(Extracted data entries)
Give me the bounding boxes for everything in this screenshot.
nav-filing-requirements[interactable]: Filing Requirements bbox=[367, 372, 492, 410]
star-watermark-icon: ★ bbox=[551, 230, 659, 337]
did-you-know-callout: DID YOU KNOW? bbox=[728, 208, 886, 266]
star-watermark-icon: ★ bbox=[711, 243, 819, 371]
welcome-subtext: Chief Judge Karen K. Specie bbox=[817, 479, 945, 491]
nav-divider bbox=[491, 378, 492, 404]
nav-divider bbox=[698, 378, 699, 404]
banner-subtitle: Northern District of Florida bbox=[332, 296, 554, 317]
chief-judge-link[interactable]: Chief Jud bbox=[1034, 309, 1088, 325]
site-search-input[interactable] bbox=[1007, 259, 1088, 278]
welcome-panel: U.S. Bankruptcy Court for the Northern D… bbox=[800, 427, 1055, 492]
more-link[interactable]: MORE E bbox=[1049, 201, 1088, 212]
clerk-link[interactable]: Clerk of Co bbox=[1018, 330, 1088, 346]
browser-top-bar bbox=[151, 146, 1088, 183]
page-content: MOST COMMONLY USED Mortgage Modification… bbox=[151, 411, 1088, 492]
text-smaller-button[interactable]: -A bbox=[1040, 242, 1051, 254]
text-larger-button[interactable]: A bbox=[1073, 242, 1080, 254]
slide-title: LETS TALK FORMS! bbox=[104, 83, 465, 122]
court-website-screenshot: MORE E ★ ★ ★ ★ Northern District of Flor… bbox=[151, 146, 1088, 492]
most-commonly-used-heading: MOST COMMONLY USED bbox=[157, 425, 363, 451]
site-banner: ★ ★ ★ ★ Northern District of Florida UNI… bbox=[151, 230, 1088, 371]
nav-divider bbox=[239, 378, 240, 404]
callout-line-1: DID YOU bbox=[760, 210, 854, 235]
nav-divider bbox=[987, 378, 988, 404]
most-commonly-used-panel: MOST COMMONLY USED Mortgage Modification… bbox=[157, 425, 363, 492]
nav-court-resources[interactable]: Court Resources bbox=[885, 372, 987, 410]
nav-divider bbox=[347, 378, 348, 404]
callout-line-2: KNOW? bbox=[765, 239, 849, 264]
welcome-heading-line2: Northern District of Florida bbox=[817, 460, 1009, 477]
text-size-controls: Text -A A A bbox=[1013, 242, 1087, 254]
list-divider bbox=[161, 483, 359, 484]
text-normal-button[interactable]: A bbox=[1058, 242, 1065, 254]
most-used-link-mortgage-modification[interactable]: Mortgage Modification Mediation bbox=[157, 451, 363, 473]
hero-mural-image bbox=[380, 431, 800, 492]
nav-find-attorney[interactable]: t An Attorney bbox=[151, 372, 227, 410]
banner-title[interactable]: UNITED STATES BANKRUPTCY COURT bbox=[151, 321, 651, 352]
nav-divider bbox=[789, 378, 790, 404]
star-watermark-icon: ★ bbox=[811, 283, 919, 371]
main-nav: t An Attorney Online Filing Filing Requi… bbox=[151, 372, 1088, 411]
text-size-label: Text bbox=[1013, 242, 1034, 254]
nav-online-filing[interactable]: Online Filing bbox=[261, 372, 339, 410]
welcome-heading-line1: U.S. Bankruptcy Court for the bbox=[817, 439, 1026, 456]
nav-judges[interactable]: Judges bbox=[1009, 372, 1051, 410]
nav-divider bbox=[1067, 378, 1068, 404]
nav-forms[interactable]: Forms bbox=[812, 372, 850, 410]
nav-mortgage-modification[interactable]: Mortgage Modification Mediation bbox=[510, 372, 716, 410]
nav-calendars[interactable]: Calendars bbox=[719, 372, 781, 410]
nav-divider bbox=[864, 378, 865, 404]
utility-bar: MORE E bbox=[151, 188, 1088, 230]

=== Direction ===
Could you reproduce every one of the lines above word for word, without changing anything?

=== Solution below ===
Give me the bounding boxes for everything in this screenshot.
nav-filing-requirements[interactable]: Filing Requirements bbox=[367, 372, 492, 410]
star-watermark-icon: ★ bbox=[551, 230, 659, 337]
did-you-know-callout: DID YOU KNOW? bbox=[728, 208, 886, 266]
star-watermark-icon: ★ bbox=[711, 243, 819, 371]
welcome-subtext: Chief Judge Karen K. Specie bbox=[817, 479, 945, 491]
nav-divider bbox=[491, 378, 492, 404]
nav-divider bbox=[698, 378, 699, 404]
banner-subtitle: Northern District of Florida bbox=[332, 296, 554, 317]
chief-judge-link[interactable]: Chief Jud bbox=[1034, 309, 1088, 325]
site-search-input[interactable] bbox=[1007, 259, 1088, 278]
welcome-panel: U.S. Bankruptcy Court for the Northern D… bbox=[800, 427, 1055, 492]
more-link[interactable]: MORE E bbox=[1049, 201, 1088, 212]
clerk-link[interactable]: Clerk of Co bbox=[1018, 330, 1088, 346]
browser-top-bar bbox=[151, 146, 1088, 183]
page-content: MOST COMMONLY USED Mortgage Modification… bbox=[151, 411, 1088, 492]
text-smaller-button[interactable]: -A bbox=[1040, 242, 1051, 254]
text-larger-button[interactable]: A bbox=[1073, 242, 1080, 254]
slide-title: LETS TALK FORMS! bbox=[104, 83, 465, 122]
court-website-screenshot: MORE E ★ ★ ★ ★ Northern District of Flor… bbox=[151, 146, 1088, 492]
most-commonly-used-heading: MOST COMMONLY USED bbox=[157, 425, 363, 451]
site-banner: ★ ★ ★ ★ Northern District of Florida UNI… bbox=[151, 230, 1088, 371]
nav-divider bbox=[239, 378, 240, 404]
callout-line-1: DID YOU bbox=[760, 210, 854, 235]
nav-divider bbox=[987, 378, 988, 404]
most-commonly-used-panel: MOST COMMONLY USED Mortgage Modification… bbox=[157, 425, 363, 492]
nav-court-resources[interactable]: Court Resources bbox=[885, 372, 987, 410]
nav-divider bbox=[347, 378, 348, 404]
callout-line-2: KNOW? bbox=[765, 239, 849, 264]
welcome-heading-line2: Northern District of Florida bbox=[817, 460, 1009, 477]
text-size-controls: Text -A A A bbox=[1013, 242, 1087, 254]
list-divider bbox=[161, 483, 359, 484]
text-normal-button[interactable]: A bbox=[1058, 242, 1065, 254]
most-used-link-mortgage-modification[interactable]: Mortgage Modification Mediation bbox=[157, 451, 363, 473]
hero-mural-image bbox=[380, 431, 800, 492]
nav-find-attorney[interactable]: t An Attorney bbox=[151, 372, 227, 410]
banner-title[interactable]: UNITED STATES BANKRUPTCY COURT bbox=[151, 321, 651, 352]
nav-divider bbox=[789, 378, 790, 404]
star-watermark-icon: ★ bbox=[811, 283, 919, 371]
main-nav: t An Attorney Online Filing Filing Requi… bbox=[151, 372, 1088, 411]
text-size-label: Text bbox=[1013, 242, 1034, 254]
nav-online-filing[interactable]: Online Filing bbox=[261, 372, 339, 410]
welcome-heading-line1: U.S. Bankruptcy Court for the bbox=[817, 439, 1026, 456]
nav-judges[interactable]: Judges bbox=[1009, 372, 1051, 410]
nav-divider bbox=[1067, 378, 1068, 404]
nav-forms[interactable]: Forms bbox=[812, 372, 850, 410]
nav-mortgage-modification[interactable]: Mortgage Modification Mediation bbox=[510, 372, 716, 410]
nav-calendars[interactable]: Calendars bbox=[719, 372, 781, 410]
nav-divider bbox=[864, 378, 865, 404]
utility-bar: MORE E bbox=[151, 188, 1088, 230]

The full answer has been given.